## Aim
All of the data below should be written out exactly.

## Source data

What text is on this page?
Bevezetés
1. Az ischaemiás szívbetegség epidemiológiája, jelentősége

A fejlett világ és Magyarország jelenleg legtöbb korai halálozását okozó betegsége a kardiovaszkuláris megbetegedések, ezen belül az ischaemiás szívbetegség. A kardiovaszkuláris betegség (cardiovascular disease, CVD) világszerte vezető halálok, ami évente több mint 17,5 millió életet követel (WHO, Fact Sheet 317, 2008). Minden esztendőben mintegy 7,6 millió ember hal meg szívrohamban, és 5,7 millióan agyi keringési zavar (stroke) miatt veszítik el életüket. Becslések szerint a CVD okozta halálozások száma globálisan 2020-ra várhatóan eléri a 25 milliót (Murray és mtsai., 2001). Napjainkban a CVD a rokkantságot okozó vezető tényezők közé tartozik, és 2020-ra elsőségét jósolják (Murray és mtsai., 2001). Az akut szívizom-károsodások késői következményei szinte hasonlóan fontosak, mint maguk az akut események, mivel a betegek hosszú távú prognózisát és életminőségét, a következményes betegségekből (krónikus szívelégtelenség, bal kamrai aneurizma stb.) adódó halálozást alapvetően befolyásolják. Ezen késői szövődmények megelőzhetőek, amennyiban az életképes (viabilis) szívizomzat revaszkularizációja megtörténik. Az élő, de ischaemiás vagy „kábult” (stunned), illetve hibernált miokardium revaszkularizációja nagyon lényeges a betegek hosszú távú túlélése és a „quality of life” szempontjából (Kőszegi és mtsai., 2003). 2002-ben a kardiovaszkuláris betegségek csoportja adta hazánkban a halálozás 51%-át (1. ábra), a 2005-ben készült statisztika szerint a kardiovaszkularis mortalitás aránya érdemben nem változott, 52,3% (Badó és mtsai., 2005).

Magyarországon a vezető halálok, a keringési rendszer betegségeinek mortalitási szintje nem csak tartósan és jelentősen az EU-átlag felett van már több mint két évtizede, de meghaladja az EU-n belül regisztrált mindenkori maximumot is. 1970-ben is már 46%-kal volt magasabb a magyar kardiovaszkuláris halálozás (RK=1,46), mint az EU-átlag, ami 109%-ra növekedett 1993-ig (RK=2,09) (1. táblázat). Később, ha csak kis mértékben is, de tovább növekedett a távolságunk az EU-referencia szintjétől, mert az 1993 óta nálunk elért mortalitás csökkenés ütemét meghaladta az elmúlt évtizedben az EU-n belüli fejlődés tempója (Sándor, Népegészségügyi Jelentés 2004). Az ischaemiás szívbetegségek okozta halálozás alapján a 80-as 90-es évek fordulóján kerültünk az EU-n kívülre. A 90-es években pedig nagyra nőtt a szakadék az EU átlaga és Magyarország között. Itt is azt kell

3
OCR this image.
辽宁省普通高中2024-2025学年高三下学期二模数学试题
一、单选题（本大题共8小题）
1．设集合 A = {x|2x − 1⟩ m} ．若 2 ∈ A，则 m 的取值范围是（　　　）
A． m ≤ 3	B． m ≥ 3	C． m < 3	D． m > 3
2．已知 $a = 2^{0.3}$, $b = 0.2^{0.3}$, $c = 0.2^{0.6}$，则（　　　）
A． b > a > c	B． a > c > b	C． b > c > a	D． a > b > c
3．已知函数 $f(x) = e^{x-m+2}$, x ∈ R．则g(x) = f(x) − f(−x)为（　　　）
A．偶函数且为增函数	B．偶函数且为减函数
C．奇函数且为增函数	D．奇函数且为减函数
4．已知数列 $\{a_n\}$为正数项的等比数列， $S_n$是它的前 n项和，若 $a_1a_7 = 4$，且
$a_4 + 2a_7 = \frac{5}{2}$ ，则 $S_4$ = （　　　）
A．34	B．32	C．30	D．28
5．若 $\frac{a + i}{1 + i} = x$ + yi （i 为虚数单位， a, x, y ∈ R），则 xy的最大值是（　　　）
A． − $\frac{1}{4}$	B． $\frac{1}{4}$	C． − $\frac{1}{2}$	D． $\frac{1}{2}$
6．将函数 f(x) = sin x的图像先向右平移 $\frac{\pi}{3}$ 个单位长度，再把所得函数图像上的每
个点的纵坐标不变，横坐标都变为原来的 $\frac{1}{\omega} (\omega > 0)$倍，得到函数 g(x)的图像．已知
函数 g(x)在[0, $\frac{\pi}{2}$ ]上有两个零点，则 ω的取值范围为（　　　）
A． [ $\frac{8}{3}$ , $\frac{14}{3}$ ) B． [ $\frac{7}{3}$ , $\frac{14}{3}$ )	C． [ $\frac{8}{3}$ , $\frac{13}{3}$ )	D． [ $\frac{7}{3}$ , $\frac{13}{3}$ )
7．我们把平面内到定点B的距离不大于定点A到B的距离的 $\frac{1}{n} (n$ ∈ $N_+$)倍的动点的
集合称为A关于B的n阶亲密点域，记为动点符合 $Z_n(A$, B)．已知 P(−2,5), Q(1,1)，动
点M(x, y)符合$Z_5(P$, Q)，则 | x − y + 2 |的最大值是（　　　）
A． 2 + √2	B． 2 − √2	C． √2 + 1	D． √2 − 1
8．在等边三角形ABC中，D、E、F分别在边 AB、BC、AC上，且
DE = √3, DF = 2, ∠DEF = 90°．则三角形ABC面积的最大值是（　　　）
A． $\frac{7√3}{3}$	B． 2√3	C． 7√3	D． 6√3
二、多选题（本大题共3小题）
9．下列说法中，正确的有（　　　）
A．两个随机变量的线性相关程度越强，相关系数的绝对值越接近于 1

## Reply
What text is on this page?
Bevezetés
1. Az ischaemiás szívbetegség epidemiológiája, jelentősége

A fejlett világ és Magyarország jelenleg legtöbb korai halálozását okozó betegsége a kardiovaszkuláris megbetegedések, ezen belül az ischaemiás szívbetegség. A kardiovaszkuláris betegség (cardiovascular disease, CVD) világszerte vezető halálok, ami évente több mint 17,5 millió életet követel (WHO, Fact Sheet 317, 2008). Minden esztendőben mintegy 7,6 millió ember hal meg szívrohamban, és 5,7 millióan agyi keringési zavar (stroke) miatt veszítik el életüket. Becslések szerint a CVD okozta halálozások száma globálisan 2020-ra várhatóan eléri a 25 milliót (Murray és mtsai., 2001). Napjainkban a CVD a rokkantságot okozó vezető tényezők közé tartozik, és 2020-ra elsőségét jósolják (Murray és mtsai., 2001). Az akut szívizom-károsodások késői következményei szinte hasonlóan fontosak, mint maguk az akut események, mivel a betegek hosszú távú prognózisát és életminőségét, a következményes betegségekből (krónikus szívelégtelenség, bal kamrai aneurizma stb.) adódó halálozást alapvetően befolyásolják. Ezen késői szövődmények megelőzhetőek, amennyiban az életképes (viabilis) szívizomzat revaszkularizációja megtörténik. Az élő, de ischaemiás vagy „kábult” (stunned), illetve hibernált miokardium revaszkularizációja nagyon lényeges a betegek hosszú távú túlélése és a „quality of life” szempontjából (Kőszegi és mtsai., 2003). 2002-ben a kardiovaszkuláris betegségek csoportja adta hazánkban a halálozás 51%-át (1. ábra), a 2005-ben készült statisztika szerint a kardiovaszkularis mortalitás aránya érdemben nem változott, 52,3% (Badó és mtsai., 2005).

Magyarországon a vezető halálok, a keringési rendszer betegségeinek mortalitási szintje nem csak tartósan és jelentősen az EU-átlag felett van már több mint két évtizede, de meghaladja az EU-n belül regisztrált mindenkori maximumot is. 1970-ben is már 46%-kal volt magasabb a magyar kardiovaszkuláris halálozás (RK=1,46), mint az EU-átlag, ami 109%-ra növekedett 1993-ig (RK=2,09) (1. táblázat). Később, ha csak kis mértékben is, de tovább növekedett a távolságunk az EU-referencia szintjétől, mert az 1993 óta nálunk elért mortalitás csökkenés ütemét meghaladta az elmúlt évtizedben az EU-n belüli fejlődés tempója (Sándor, Népegészségügyi Jelentés 2004). Az ischaemiás szívbetegségek okozta halálozás alapján a 80-as 90-es évek fordulóján kerültünk az EU-n kívülre. A 90-es években pedig nagyra nőtt a szakadék az EU átlaga és Magyarország között. Itt is azt kell

3
OCR this image.
辽宁省普通高中2024-2025学年高三下学期二模数学试题
一、单选题（本大题共8小题）
1．设集合 A = {x|2x − 1⟩ m} ．若 2 ∈ A，则 m 的取值范围是（　　　）
A． m ≤ 3	B． m ≥ 3	C． m < 3	D． m > 3
2．已知 $a = 2^{0.3}$, $b = 0.2^{0.3}$, $c = 0.2^{0.6}$，则（　　　）
A． b > a > c	B． a > c > b	C． b > c > a	D． a > b > c
3．已知函数 $f(x) = e^{x-m+2}$, x ∈ R．则g(x) = f(x) − f(−x)为（　　　）
A．偶函数且为增函数	B．偶函数且为减函数
C．奇函数且为增函数	D．奇函数且为减函数
4．已知数列 $\{a_n\}$为正数项的等比数列， $S_n$是它的前 n项和，若 $a_1a_7 = 4$，且
$a_4 + 2a_7 = \frac{5}{2}$ ，则 $S_4$ = （　　　）
A．34	B．32	C．30	D．28
5．若 $\frac{a + i}{1 + i} = x$ + yi （i 为虚数单位， a, x, y ∈ R），则 xy的最大值是（　　　）
A． − $\frac{1}{4}$	B． $\frac{1}{4}$	C． − $\frac{1}{2}$	D． $\frac{1}{2}$
6．将函数 f(x) = sin x的图像先向右平移 $\frac{\pi}{3}$ 个单位长度，再把所得函数图像上的每
个点的纵坐标不变，横坐标都变为原来的 $\frac{1}{\omega} (\omega > 0)$倍，得到函数 g(x)的图像．已知
函数 g(x)在[0, $\frac{\pi}{2}$ ]上有两个零点，则 ω的取值范围为（　　　）
A． [ $\frac{8}{3}$ , $\frac{14}{3}$ ) B． [ $\frac{7}{3}$ , $\frac{14}{3}$ )	C． [ $\frac{8}{3}$ , $\frac{13}{3}$ )	D． [ $\frac{7}{3}$ , $\frac{13}{3}$ )
7．我们把平面内到定点B的距离不大于定点A到B的距离的 $\frac{1}{n} (n$ ∈ $N_+$)倍的动点的
集合称为A关于B的n阶亲密点域，记为动点符合 $Z_n(A$, B)．已知 P(−2,5), Q(1,1)，动
点M(x, y)符合$Z_5(P$, Q)，则 | x − y + 2 |的最大值是（　　　）
A． 2 + √2	B． 2 − √2	C． √2 + 1	D． √2 − 1
8．在等边三角形ABC中，D、E、F分别在边 AB、BC、AC上，且
DE = √3, DF = 2, ∠DEF = 90°．则三角形ABC面积的最大值是（　　　）
A． $\frac{7√3}{3}$	B． 2√3	C． 7√3	D． 6√3
二、多选题（本大题共3小题）
9．下列说法中，正确的有（　　　）
A．两个随机变量的线性相关程度越强，相关系数的绝对值越接近于 1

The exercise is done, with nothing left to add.